[Dataset excerpt]
══════════

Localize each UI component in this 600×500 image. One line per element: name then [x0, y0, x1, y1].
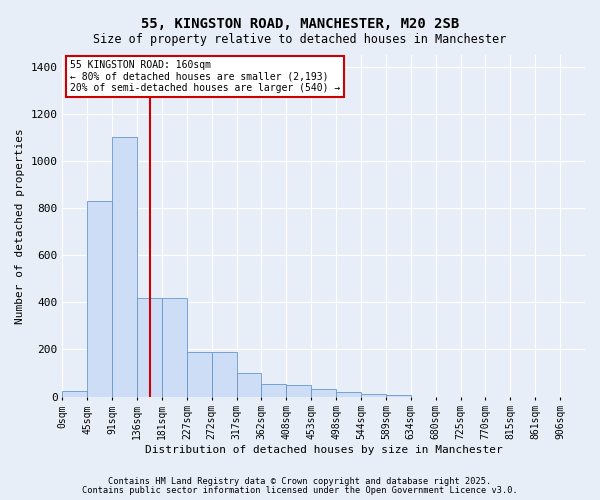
Text: 55 KINGSTON ROAD: 160sqm
← 80% of detached houses are smaller (2,193)
20% of sem: 55 KINGSTON ROAD: 160sqm ← 80% of detach… — [70, 60, 340, 93]
Bar — [112, 138, 137, 396]
Y-axis label: Number of detached properties: Number of detached properties — [15, 128, 25, 324]
Text: Contains HM Land Registry data © Crown copyright and database right 2025.: Contains HM Land Registry data © Crown c… — [109, 477, 491, 486]
Bar — [236, 373, 262, 396]
Text: Size of property relative to detached houses in Manchester: Size of property relative to detached ho… — [94, 32, 506, 46]
Bar — [212, 352, 236, 397]
Text: 55, KINGSTON ROAD, MANCHESTER, M20 2SB: 55, KINGSTON ROAD, MANCHESTER, M20 2SB — [141, 18, 459, 32]
Bar — [162, 298, 187, 396]
Bar — [262, 384, 286, 396]
Bar — [88, 201, 112, 396]
X-axis label: Distribution of detached houses by size in Manchester: Distribution of detached houses by size … — [145, 445, 503, 455]
Bar — [361, 394, 386, 396]
Bar — [62, 390, 88, 396]
Text: Contains public sector information licensed under the Open Government Licence v3: Contains public sector information licen… — [82, 486, 518, 495]
Bar — [137, 298, 162, 396]
Bar — [286, 385, 311, 396]
Bar — [311, 390, 336, 396]
Bar — [336, 392, 361, 396]
Bar — [187, 352, 212, 397]
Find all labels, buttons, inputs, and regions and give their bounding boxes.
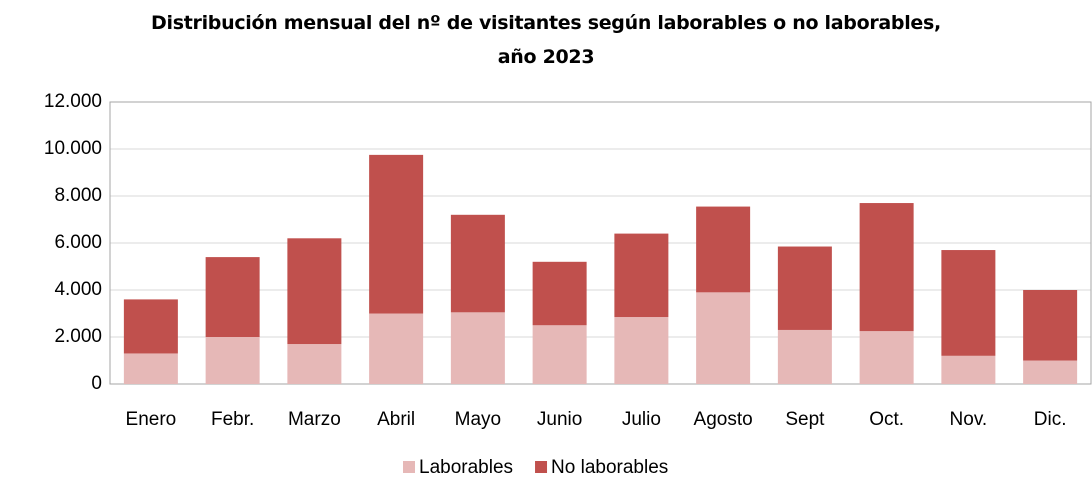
bar-segment xyxy=(532,261,587,326)
bar-segment xyxy=(1023,290,1078,361)
bar-segment xyxy=(941,250,996,356)
bar-segment xyxy=(532,325,587,384)
x-tick-label: Oct. xyxy=(869,409,904,430)
bar-segment xyxy=(123,353,178,384)
x-tick-label: Marzo xyxy=(288,409,341,430)
y-tick-label: 4.000 xyxy=(54,279,102,300)
bar-segment xyxy=(696,206,751,293)
bar-segment xyxy=(1023,360,1078,384)
x-tick-label: Nov. xyxy=(950,409,988,430)
legend-swatch xyxy=(403,461,415,473)
x-tick-label: Enero xyxy=(126,409,177,430)
x-tick-label: Julio xyxy=(622,409,661,430)
bar-segment xyxy=(369,154,424,314)
legend-swatch xyxy=(535,461,548,473)
y-tick-label: 0 xyxy=(91,373,102,394)
x-tick-label: Junio xyxy=(537,409,582,430)
x-tick-label: Agosto xyxy=(694,409,753,430)
x-tick-label: Dic. xyxy=(1034,409,1067,430)
x-tick-label: Abril xyxy=(377,409,415,430)
x-tick-label: Sept xyxy=(785,409,825,430)
bar-segment xyxy=(287,344,342,384)
bar-segment xyxy=(369,313,424,384)
bar-segment xyxy=(123,299,178,354)
bar-segment xyxy=(450,214,505,313)
bar-segment xyxy=(614,233,669,318)
bar-segment xyxy=(859,203,914,332)
bar-segment xyxy=(205,257,260,337)
bar-segment xyxy=(777,329,832,384)
bar-segment xyxy=(287,238,342,345)
y-tick-label: 8.000 xyxy=(54,185,102,206)
bar-segment xyxy=(614,317,669,384)
bar-segment xyxy=(205,337,260,384)
bar-segment xyxy=(859,331,914,384)
x-tick-label: Mayo xyxy=(455,409,501,430)
bar-segment xyxy=(777,246,832,330)
bar-segment xyxy=(450,312,505,384)
legend-label: No laborables xyxy=(551,457,668,478)
chart-title: Distribución mensual del nº de visitante… xyxy=(151,12,941,68)
y-tick-label: 2.000 xyxy=(54,326,102,347)
bar-segment xyxy=(696,292,751,384)
y-tick-label: 6.000 xyxy=(54,232,102,253)
y-tick-label: 12.000 xyxy=(44,91,102,112)
bar-segment xyxy=(941,355,996,384)
x-tick-label: Febr. xyxy=(211,409,254,430)
plot-border xyxy=(109,101,1092,385)
legend-label: Laborables xyxy=(419,457,513,478)
y-tick-label: 10.000 xyxy=(44,138,102,159)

══════════

**Stated problem**
Render everything from the line containing "bar-segment xyxy=(532,261,587,326)" down to the line containing "legend-swatch xyxy=(403,461,415,473)" as a JSON list of strings, one string per line, leaving out blank lines.

**Full output**
[
  "bar-segment xyxy=(532,261,587,326)",
  "bar-segment xyxy=(1023,290,1078,361)",
  "bar-segment xyxy=(941,250,996,356)",
  "bar-segment xyxy=(532,325,587,384)",
  "x-tick-label: Oct. xyxy=(869,409,904,430)",
  "bar-segment xyxy=(123,353,178,384)",
  "x-tick-label: Marzo xyxy=(288,409,341,430)",
  "y-tick-label: 4.000 xyxy=(54,279,102,300)",
  "bar-segment xyxy=(696,206,751,293)",
  "bar-segment xyxy=(1023,360,1078,384)",
  "x-tick-label: Nov. xyxy=(950,409,988,430)",
  "legend-swatch xyxy=(403,461,415,473)"
]